-- WRITTEN REQUEST --
Output only the span of lines that begins at the line containing "Read out every word on this page." and ends at the last line of the data, both included, exactly as they appear.
--- begin THE RECORDS ---
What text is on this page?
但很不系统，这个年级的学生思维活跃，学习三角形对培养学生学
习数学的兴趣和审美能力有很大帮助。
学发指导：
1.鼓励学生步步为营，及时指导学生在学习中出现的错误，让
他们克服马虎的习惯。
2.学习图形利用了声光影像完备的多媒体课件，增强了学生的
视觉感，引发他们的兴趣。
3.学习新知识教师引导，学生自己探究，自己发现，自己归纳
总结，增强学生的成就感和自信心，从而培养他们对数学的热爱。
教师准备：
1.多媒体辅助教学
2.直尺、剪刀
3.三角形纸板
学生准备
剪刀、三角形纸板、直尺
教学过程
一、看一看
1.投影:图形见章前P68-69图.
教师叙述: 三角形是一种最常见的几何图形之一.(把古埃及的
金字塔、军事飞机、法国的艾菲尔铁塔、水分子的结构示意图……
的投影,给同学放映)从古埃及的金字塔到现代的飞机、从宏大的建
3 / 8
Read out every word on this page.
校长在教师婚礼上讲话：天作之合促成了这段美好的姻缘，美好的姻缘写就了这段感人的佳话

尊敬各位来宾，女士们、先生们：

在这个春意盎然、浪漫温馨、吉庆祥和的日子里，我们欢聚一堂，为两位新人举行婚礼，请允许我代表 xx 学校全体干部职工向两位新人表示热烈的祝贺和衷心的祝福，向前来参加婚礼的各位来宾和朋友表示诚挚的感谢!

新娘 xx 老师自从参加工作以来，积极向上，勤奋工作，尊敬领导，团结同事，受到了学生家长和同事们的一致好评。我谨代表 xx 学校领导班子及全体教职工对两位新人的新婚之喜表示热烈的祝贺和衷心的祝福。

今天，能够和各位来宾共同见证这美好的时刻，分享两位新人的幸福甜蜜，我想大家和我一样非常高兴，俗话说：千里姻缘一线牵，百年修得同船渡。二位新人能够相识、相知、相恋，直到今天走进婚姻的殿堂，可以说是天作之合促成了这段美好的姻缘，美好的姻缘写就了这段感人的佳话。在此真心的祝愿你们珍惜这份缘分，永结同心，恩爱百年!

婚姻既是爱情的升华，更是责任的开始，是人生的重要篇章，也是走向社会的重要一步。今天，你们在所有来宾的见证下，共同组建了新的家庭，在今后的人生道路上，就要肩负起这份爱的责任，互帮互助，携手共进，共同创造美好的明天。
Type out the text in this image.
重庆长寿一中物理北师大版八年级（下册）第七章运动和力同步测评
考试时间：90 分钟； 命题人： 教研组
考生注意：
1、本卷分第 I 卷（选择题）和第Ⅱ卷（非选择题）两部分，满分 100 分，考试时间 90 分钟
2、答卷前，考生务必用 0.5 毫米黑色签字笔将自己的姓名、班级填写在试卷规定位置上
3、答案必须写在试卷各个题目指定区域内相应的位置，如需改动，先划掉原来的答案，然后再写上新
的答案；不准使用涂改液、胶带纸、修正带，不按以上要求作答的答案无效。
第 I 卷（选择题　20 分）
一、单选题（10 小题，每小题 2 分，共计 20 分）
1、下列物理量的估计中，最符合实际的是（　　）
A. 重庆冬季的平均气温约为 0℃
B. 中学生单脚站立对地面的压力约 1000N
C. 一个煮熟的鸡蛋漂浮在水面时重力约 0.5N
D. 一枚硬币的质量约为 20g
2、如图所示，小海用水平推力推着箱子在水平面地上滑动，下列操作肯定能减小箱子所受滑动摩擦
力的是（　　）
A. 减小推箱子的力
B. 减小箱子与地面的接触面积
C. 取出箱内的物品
--- end THE RECORDS ---
-- SOLUTION FOR THIS TASK --
Read out every word on this page.
校长在教师婚礼上讲话：天作之合促成了这段美好的姻缘，美好的姻缘写就了这段感人的佳话

尊敬各位来宾，女士们、先生们：

在这个春意盎然、浪漫温馨、吉庆祥和的日子里，我们欢聚一堂，为两位新人举行婚礼，请允许我代表 xx 学校全体干部职工向两位新人表示热烈的祝贺和衷心的祝福，向前来参加婚礼的各位来宾和朋友表示诚挚的感谢!

新娘 xx 老师自从参加工作以来，积极向上，勤奋工作，尊敬领导，团结同事，受到了学生家长和同事们的一致好评。我谨代表 xx 学校领导班子及全体教职工对两位新人的新婚之喜表示热烈的祝贺和衷心的祝福。

今天，能够和各位来宾共同见证这美好的时刻，分享两位新人的幸福甜蜜，我想大家和我一样非常高兴，俗话说：千里姻缘一线牵，百年修得同船渡。二位新人能够相识、相知、相恋，直到今天走进婚姻的殿堂，可以说是天作之合促成了这段美好的姻缘，美好的姻缘写就了这段感人的佳话。在此真心的祝愿你们珍惜这份缘分，永结同心，恩爱百年!

婚姻既是爱情的升华，更是责任的开始，是人生的重要篇章，也是走向社会的重要一步。今天，你们在所有来宾的见证下，共同组建了新的家庭，在今后的人生道路上，就要肩负起这份爱的责任，互帮互助，携手共进，共同创造美好的明天。
Type out the text in this image.
重庆长寿一中物理北师大版八年级（下册）第七章运动和力同步测评
考试时间：90 分钟； 命题人： 教研组
考生注意：
1、本卷分第 I 卷（选择题）和第Ⅱ卷（非选择题）两部分，满分 100 分，考试时间 90 分钟
2、答卷前，考生务必用 0.5 毫米黑色签字笔将自己的姓名、班级填写在试卷规定位置上
3、答案必须写在试卷各个题目指定区域内相应的位置，如需改动，先划掉原来的答案，然后再写上新
的答案；不准使用涂改液、胶带纸、修正带，不按以上要求作答的答案无效。
第 I 卷（选择题　20 分）
一、单选题（10 小题，每小题 2 分，共计 20 分）
1、下列物理量的估计中，最符合实际的是（　　）
A. 重庆冬季的平均气温约为 0℃
B. 中学生单脚站立对地面的压力约 1000N
C. 一个煮熟的鸡蛋漂浮在水面时重力约 0.5N
D. 一枚硬币的质量约为 20g
2、如图所示，小海用水平推力推着箱子在水平面地上滑动，下列操作肯定能减小箱子所受滑动摩擦
力的是（　　）
A. 减小推箱子的力
B. 减小箱子与地面的接触面积
C. 取出箱内的物品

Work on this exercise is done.